_Quoted text_.
Are the node names in the log message really the same: "(clus201
rather than clus201)"?
The error is produced because of a string compare failing, so I would
guess there is some non-printable character in a node name. Perhaps
look at the log using "od -ax" for the non-printable character. The
relevant code is in src/slurmctld/proc_req.c (you can ignore the
comment since the node names appear to be the same):
(line 1762):
if (job_ptr && job_ptr->batch_host && comp_msg->node_name &&
strcmp(job_ptr->batch_host, comp_msg->node_name)) {
/* This can be the result of the slurmd on the batch_host
* failing, but the slurmstepd continuing to run. Then the
* batch job is requeued and started on a different node.
* The end result is one batch complete RPC from each node. */
error("Batch completion for job %u sent from wrong node "

_Data section_.

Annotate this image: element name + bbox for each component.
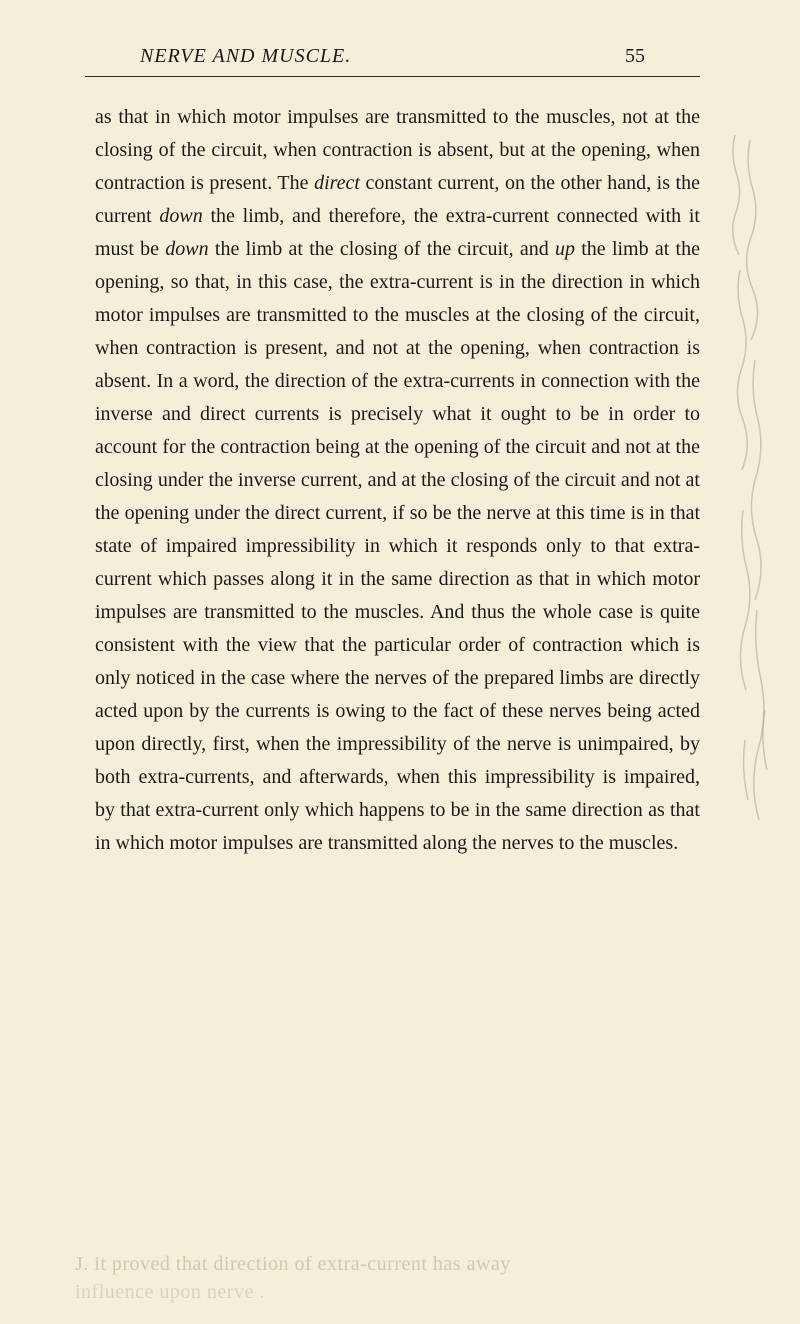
page-number: 55 [625, 45, 645, 68]
italic-text: up [555, 238, 575, 260]
italic-text: down [165, 238, 208, 260]
running-title: NERVE AND MUSCLE. [140, 45, 351, 68]
page-header: NERVE AND MUSCLE. 55 [85, 45, 700, 77]
book-page: NERVE AND MUSCLE. 55 as that in which mo… [0, 0, 800, 1324]
handwritten-annotation-line2: influence upon nerve . [75, 1281, 265, 1304]
body-text-run: the limb at the opening, so that, in thi… [95, 238, 700, 854]
margin-wavy-lines [715, 130, 790, 1030]
italic-text: down [159, 205, 202, 227]
body-paragraph: as that in which motor impulses are tran… [85, 101, 700, 860]
handwritten-annotation-line1: J. it proved that direction of extra-cur… [75, 1253, 511, 1276]
body-text-run: the limb at the closing of the circuit, … [209, 238, 555, 260]
margin-annotations [715, 130, 790, 1030]
italic-text: direct [314, 172, 360, 194]
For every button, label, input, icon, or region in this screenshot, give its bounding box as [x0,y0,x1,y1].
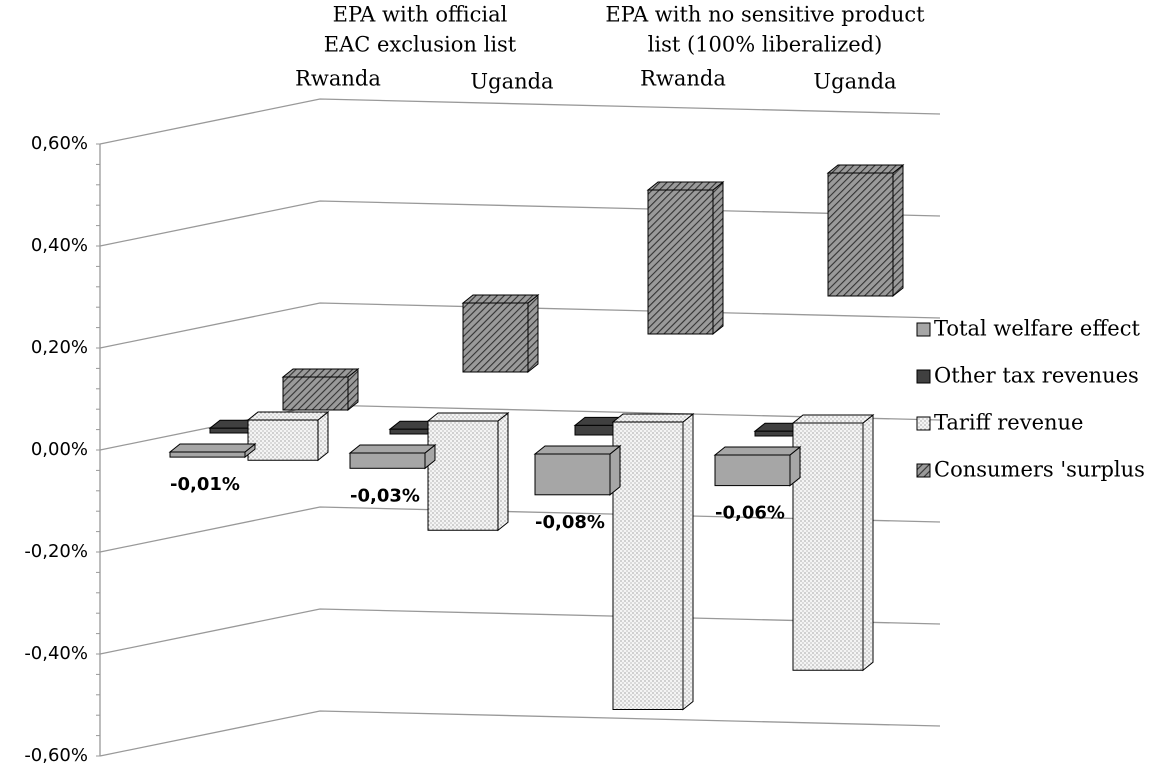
bar-top [713,446,802,456]
bar [714,454,791,487]
y-tick-label: -0,20% [24,541,88,562]
y-tick-label: -0,40% [24,643,88,664]
bar-top [611,413,695,423]
bar-top [246,411,330,421]
bar [792,422,864,671]
bar-top [461,294,540,304]
grid-line [99,200,941,247]
legend-swatch [916,463,931,478]
legend-label: Tariff revenue [934,411,1083,435]
group-label: EAC exclusion list [324,33,517,57]
bar [282,376,349,411]
bar [169,451,246,458]
grid-line [99,302,941,349]
bar-top [168,443,257,453]
bar [827,172,894,297]
grid-line [99,608,941,655]
bar-top [826,164,905,174]
grid-line [99,98,941,145]
data-label: -0,03% [350,485,420,506]
legend-label: Total welfare effect [934,317,1140,341]
legend-swatch [916,369,931,384]
legend-label: Consumers 'surplus [934,458,1145,482]
y-tick-label: 0,00% [31,439,88,460]
bar [647,189,714,335]
bar-side [527,293,539,374]
legend-swatch [916,416,931,431]
bar [349,452,426,469]
grid-line [99,506,941,553]
data-label: -0,06% [715,503,785,524]
grid-line [99,710,941,757]
y-tick-label: -0,60% [24,745,88,766]
data-label: -0,01% [170,474,240,495]
legend-label: Other tax revenues [934,364,1139,388]
bar-top [426,412,510,422]
y-tick-label: 0,20% [31,337,88,358]
bar-top [281,368,360,378]
bar [427,420,499,531]
legend-swatch [916,322,931,337]
bar-top [533,445,622,455]
bar-side [712,180,724,336]
category-label: Uganda [813,70,896,94]
category-label: Rwanda [295,67,381,91]
y-tick-label: 0,60% [31,133,88,154]
bar-side [682,412,694,711]
bar-side [862,413,874,672]
category-label: Uganda [470,70,553,94]
bar-top [348,444,437,454]
group-label: EPA with official [333,3,508,27]
bar-side [892,163,904,298]
bar-side [497,411,509,532]
group-label: list (100% liberalized) [648,33,883,57]
group-label: EPA with no sensitive product [605,3,925,27]
data-label: -0,08% [535,512,605,533]
bar [534,453,611,496]
bar [612,421,684,710]
bar-top [646,181,725,191]
y-tick-label: 0,40% [31,235,88,256]
bar [462,302,529,373]
bar-top [791,414,875,424]
bar [247,419,319,461]
category-label: Rwanda [640,67,726,91]
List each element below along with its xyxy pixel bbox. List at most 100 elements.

_Exercises to complete_.
**1.** In the reply about the Slurm batch completion error, list each condition joined by "&&" in the if statement.
**2.** Which command does the reply about the Slurm batch completion error suggest for spotting a non-printable character in the log?

_Exercise responses_.
**1.**
- job_ptr
- job_ptr->batch_host
- comp_msg->node_name
- strcmp(job_ptr->batch_host, comp_msg->node_name)

**2.** "od -ax"